[Source data]
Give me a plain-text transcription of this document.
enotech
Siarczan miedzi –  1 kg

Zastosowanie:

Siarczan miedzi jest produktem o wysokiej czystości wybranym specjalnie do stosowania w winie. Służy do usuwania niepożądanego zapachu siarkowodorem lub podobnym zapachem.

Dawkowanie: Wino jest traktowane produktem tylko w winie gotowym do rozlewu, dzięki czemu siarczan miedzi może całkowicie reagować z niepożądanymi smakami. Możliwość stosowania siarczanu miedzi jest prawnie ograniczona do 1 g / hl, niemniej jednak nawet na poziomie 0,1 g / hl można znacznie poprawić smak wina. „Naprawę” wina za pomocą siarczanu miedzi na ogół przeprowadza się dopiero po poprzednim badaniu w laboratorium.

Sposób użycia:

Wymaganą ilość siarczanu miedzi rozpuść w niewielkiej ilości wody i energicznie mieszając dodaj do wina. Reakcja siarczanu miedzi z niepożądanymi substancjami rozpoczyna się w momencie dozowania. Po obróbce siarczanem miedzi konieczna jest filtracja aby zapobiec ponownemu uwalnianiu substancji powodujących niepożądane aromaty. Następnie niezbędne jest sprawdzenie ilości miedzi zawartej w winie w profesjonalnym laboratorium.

--

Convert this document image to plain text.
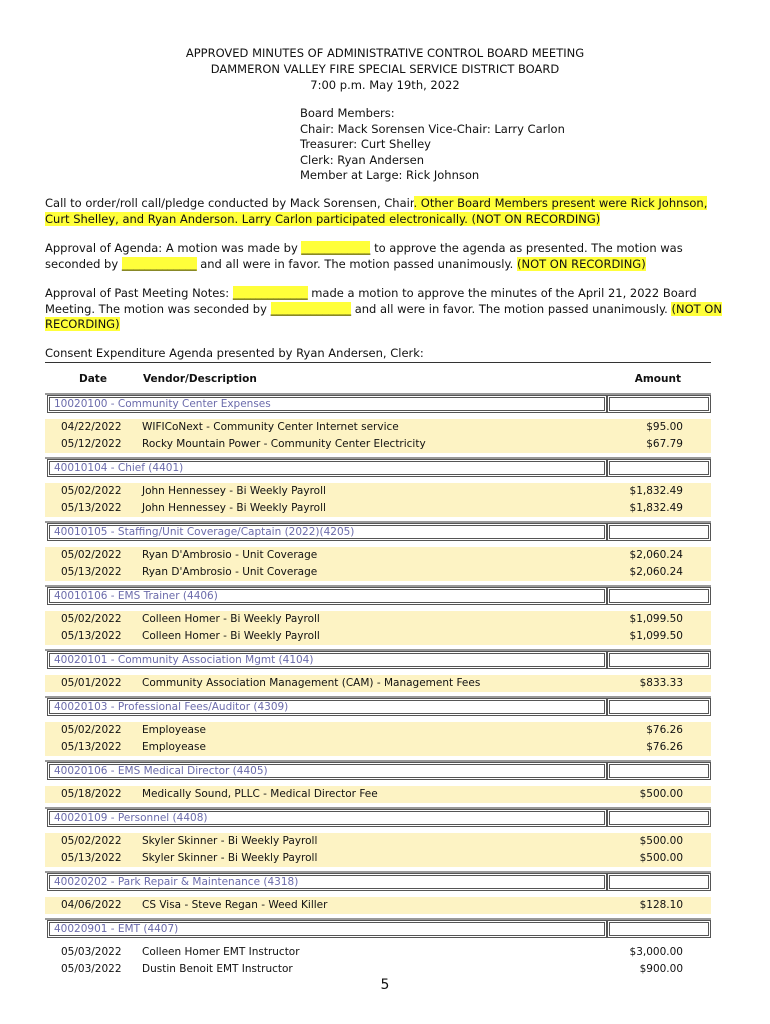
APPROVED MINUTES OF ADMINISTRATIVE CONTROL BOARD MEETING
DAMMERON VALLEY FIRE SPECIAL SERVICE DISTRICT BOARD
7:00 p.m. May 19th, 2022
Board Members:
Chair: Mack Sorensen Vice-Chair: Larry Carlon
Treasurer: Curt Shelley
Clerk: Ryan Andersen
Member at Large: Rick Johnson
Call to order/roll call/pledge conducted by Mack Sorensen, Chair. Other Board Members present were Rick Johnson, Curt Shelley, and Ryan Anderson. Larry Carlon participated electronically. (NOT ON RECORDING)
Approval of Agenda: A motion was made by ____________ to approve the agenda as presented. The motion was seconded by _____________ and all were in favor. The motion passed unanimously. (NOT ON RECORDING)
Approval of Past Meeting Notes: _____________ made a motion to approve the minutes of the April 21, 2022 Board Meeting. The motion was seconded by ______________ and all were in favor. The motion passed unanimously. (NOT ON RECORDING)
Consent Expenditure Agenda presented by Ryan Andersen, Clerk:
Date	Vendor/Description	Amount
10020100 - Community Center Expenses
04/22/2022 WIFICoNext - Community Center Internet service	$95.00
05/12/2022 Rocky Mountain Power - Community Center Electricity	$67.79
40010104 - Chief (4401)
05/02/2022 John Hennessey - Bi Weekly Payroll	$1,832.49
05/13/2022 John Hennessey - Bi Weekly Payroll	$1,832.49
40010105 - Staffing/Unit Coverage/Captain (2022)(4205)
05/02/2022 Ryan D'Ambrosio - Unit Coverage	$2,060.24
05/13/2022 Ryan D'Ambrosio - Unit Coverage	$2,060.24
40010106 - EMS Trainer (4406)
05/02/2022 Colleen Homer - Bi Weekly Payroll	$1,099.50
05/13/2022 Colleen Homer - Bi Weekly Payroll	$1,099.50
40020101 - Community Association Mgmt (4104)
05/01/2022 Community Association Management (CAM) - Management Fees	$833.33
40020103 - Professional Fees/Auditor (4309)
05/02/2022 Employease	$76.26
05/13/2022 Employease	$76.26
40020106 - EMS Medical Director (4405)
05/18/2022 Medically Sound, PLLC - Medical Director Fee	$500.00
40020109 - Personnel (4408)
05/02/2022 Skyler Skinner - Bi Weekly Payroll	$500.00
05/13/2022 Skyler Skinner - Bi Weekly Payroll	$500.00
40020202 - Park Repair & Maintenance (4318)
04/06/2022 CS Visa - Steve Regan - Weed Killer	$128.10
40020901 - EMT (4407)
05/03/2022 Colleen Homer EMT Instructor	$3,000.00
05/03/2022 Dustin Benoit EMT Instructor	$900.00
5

» SET EXERCISE: Search the data for "Center". Copy every line that has it.

» SOLUTION TO THIS TASK:
10020100 - Community Center Expenses
04/22/2022 WIFICoNext - Community Center Internet service	$95.00
05/12/2022 Rocky Mountain Power - Community Center Electricity	$67.79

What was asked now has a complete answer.